#### What is needed
Every line of the listing must be reproduced as it stands. Leave the images behind.

[Extracted data entries]
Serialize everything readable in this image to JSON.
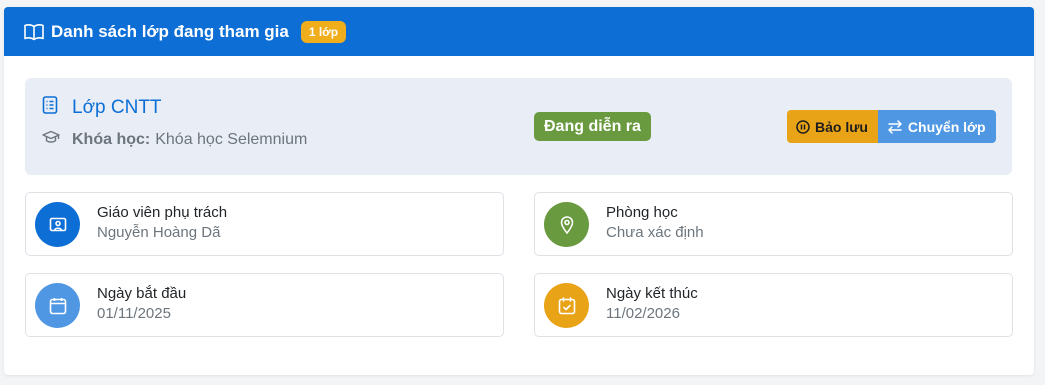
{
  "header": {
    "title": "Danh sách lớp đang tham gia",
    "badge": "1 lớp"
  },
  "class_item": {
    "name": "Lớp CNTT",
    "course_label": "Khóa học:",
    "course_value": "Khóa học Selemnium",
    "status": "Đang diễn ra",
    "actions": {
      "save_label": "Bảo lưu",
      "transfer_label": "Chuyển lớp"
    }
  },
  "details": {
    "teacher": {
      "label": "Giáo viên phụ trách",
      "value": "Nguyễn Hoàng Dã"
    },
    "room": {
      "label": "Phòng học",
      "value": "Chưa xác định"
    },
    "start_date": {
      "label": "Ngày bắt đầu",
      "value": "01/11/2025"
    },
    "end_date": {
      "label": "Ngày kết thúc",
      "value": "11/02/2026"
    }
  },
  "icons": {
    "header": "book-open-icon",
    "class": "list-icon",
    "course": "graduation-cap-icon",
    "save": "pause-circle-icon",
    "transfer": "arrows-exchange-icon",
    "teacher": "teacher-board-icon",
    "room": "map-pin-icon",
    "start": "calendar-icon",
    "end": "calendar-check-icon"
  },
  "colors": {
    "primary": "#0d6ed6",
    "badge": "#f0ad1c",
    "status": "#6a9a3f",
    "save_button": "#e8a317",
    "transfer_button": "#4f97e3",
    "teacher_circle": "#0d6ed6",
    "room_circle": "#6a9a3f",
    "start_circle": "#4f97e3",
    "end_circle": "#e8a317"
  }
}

#### Written answer
Serialize everything readable in this image to JSON.
{
  "header": {
    "title": "Danh sách lớp đang tham gia",
    "badge": "1 lớp"
  },
  "class_item": {
    "name": "Lớp CNTT",
    "course_label": "Khóa học:",
    "course_value": "Khóa học Selemnium",
    "status": "Đang diễn ra",
    "actions": {
      "save_label": "Bảo lưu",
      "transfer_label": "Chuyển lớp"
    }
  },
  "details": {
    "teacher": {
      "label": "Giáo viên phụ trách",
      "value": "Nguyễn Hoàng Dã"
    },
    "room": {
      "label": "Phòng học",
      "value": "Chưa xác định"
    },
    "start_date": {
      "label": "Ngày bắt đầu",
      "value": "01/11/2025"
    },
    "end_date": {
      "label": "Ngày kết thúc",
      "value": "11/02/2026"
    }
  },
  "icons": {
    "header": "book-open-icon",
    "class": "list-icon",
    "course": "graduation-cap-icon",
    "save": "pause-circle-icon",
    "transfer": "arrows-exchange-icon",
    "teacher": "teacher-board-icon",
    "room": "map-pin-icon",
    "start": "calendar-icon",
    "end": "calendar-check-icon"
  },
  "colors": {
    "primary": "#0d6ed6",
    "badge": "#f0ad1c",
    "status": "#6a9a3f",
    "save_button": "#e8a317",
    "transfer_button": "#4f97e3",
    "teacher_circle": "#0d6ed6",
    "room_circle": "#6a9a3f",
    "start_circle": "#4f97e3",
    "end_circle": "#e8a317"
  }
}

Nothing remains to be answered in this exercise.